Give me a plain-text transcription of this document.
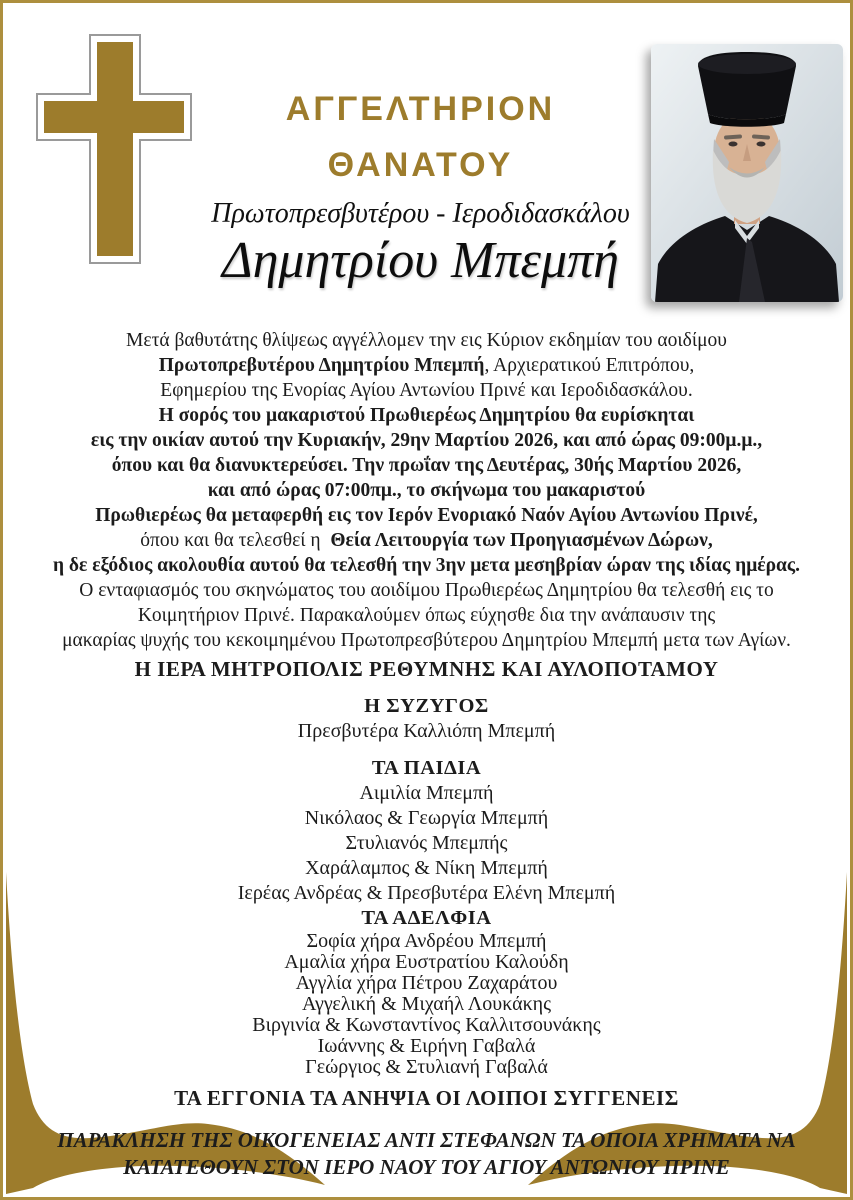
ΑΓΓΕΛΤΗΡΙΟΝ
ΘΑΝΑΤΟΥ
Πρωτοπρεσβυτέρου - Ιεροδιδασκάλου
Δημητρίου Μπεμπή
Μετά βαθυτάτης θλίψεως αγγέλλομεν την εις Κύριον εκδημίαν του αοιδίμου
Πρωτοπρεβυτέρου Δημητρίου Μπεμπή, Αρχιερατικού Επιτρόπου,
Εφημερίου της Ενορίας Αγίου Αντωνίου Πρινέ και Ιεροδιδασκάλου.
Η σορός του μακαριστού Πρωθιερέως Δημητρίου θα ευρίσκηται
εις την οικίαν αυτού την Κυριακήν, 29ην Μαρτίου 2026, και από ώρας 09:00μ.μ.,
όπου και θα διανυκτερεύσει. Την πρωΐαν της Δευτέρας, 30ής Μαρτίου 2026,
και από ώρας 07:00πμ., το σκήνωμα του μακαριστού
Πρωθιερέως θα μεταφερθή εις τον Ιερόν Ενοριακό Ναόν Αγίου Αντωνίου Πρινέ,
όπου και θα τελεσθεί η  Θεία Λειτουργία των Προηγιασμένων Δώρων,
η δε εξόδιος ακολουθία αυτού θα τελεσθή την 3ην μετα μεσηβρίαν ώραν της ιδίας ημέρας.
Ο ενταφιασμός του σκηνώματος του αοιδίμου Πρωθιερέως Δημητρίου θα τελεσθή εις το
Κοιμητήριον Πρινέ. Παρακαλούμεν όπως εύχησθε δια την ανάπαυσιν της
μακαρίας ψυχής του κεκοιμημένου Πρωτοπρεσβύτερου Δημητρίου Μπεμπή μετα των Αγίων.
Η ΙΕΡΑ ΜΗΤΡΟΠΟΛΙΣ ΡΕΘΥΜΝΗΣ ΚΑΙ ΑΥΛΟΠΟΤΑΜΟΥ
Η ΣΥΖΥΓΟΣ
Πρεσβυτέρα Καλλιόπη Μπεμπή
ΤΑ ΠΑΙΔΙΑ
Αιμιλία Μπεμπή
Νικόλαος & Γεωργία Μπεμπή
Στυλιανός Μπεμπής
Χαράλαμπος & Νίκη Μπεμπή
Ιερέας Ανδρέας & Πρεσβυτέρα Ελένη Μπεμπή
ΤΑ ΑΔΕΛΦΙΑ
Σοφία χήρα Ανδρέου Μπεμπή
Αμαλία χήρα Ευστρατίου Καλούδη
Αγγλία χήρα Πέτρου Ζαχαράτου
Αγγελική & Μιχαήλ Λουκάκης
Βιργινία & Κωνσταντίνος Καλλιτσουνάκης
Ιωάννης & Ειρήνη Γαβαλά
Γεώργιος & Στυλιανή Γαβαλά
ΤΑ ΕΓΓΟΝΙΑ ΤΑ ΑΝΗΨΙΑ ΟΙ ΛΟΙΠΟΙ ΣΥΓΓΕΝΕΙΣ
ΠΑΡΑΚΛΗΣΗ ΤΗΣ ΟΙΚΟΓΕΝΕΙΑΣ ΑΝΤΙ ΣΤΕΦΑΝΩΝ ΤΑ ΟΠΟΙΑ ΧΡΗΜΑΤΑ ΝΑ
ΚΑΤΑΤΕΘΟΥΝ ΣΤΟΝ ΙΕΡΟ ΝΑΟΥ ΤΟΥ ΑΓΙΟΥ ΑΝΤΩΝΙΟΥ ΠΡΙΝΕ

§

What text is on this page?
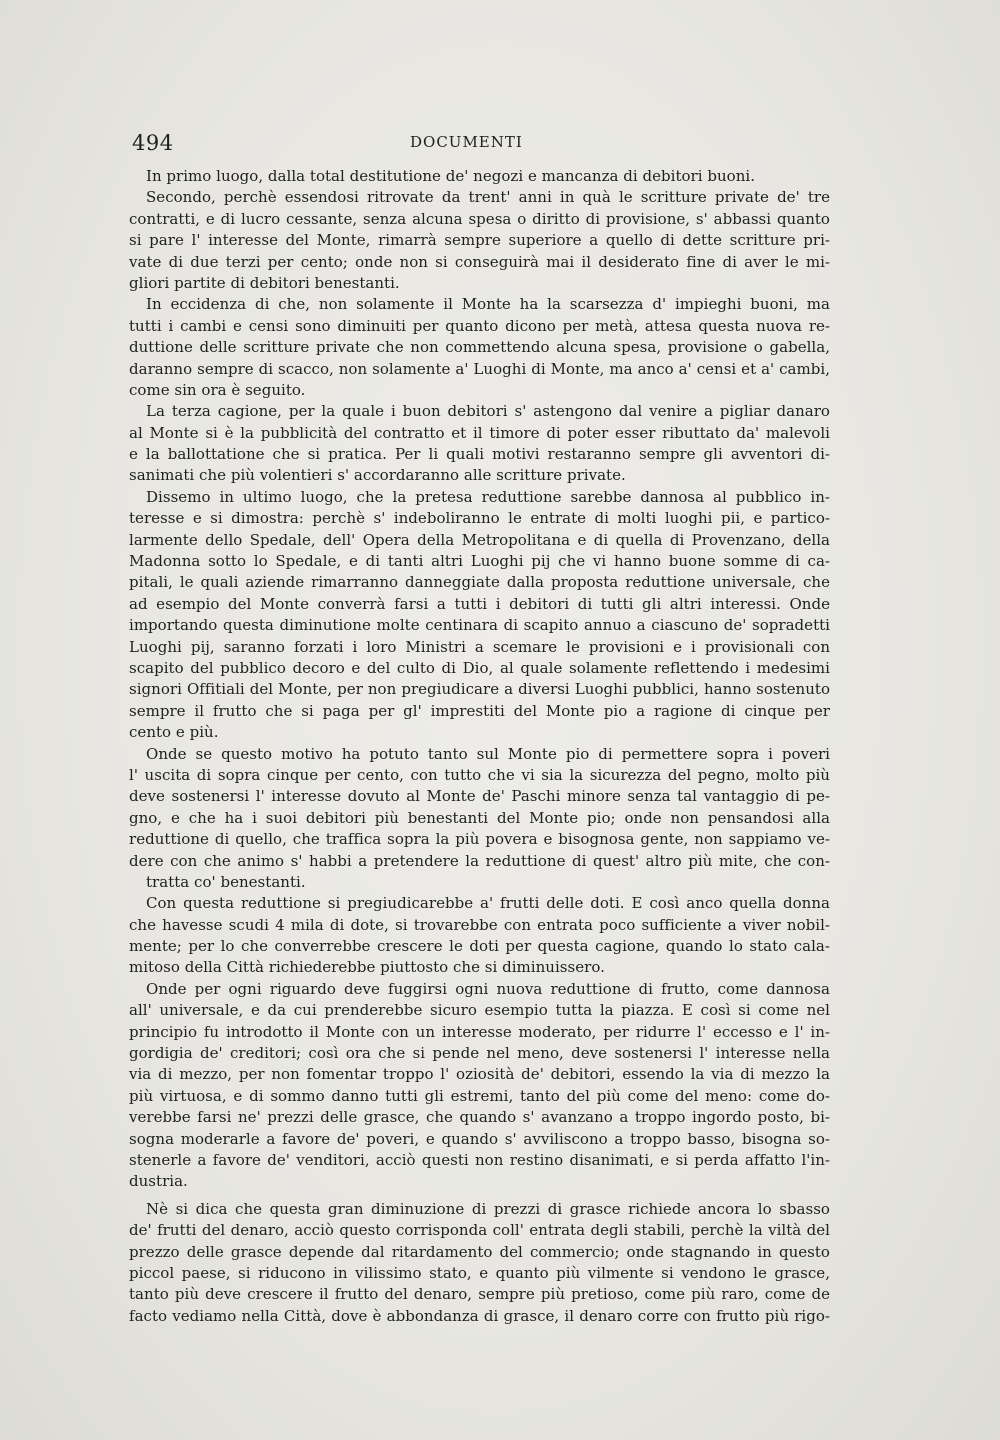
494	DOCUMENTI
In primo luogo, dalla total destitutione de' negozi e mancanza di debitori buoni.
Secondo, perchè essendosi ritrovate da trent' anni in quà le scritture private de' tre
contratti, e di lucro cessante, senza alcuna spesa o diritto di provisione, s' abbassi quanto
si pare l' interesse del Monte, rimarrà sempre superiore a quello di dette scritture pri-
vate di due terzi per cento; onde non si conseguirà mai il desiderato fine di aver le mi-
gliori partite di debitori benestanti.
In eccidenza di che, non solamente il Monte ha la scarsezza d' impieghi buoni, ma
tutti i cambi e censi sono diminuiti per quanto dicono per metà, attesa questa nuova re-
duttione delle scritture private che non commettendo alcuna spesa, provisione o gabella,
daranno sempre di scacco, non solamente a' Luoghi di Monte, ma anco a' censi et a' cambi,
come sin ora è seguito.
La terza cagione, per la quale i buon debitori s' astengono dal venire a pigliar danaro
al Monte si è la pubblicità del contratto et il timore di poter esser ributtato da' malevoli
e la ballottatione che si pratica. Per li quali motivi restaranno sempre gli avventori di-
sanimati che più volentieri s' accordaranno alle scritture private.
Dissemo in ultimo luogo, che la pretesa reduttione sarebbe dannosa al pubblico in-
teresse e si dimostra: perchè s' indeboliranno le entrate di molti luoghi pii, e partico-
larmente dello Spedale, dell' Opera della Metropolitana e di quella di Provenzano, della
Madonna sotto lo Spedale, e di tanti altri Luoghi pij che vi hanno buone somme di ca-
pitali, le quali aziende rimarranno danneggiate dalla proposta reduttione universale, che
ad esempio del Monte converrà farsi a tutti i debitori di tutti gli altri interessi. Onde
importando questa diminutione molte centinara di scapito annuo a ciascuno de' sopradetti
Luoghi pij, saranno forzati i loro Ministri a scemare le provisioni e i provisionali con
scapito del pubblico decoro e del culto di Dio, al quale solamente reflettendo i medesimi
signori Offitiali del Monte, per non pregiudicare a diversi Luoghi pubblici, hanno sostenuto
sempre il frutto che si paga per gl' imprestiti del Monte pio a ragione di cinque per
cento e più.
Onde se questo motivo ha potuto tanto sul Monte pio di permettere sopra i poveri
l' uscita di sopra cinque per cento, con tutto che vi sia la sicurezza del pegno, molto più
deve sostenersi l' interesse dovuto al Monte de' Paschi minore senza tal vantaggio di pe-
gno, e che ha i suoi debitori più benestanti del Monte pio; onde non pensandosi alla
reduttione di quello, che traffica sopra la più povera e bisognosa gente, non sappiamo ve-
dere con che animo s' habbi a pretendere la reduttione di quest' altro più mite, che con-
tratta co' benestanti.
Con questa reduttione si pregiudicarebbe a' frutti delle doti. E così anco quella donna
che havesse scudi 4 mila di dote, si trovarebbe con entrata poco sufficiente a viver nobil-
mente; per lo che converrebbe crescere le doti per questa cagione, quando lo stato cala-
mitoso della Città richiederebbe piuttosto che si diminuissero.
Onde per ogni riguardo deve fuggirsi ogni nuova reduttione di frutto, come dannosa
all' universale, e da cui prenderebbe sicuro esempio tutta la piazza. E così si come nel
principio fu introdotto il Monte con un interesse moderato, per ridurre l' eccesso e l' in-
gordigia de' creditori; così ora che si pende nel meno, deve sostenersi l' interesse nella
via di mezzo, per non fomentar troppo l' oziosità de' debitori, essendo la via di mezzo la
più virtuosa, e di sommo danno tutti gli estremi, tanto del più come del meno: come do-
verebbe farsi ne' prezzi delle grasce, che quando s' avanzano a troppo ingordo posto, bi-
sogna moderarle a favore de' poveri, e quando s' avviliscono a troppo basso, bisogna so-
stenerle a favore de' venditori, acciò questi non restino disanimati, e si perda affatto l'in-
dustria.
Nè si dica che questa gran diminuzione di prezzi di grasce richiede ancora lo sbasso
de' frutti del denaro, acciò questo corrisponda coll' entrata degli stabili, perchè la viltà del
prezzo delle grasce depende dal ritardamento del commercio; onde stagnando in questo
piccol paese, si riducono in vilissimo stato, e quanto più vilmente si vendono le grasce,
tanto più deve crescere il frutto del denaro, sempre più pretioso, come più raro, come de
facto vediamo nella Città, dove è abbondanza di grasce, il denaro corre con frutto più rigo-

§

* _WHAT IS REQUIRED_
Which lines contain "hanno"? Copy each of them out.

* _WORKED ANSWER_
Madonna sotto lo Spedale, e di tanti altri Luoghi pij che vi hanno buone somme di ca-
signori Offitiali del Monte, per non pregiudicare a diversi Luoghi pubblici, hanno sostenuto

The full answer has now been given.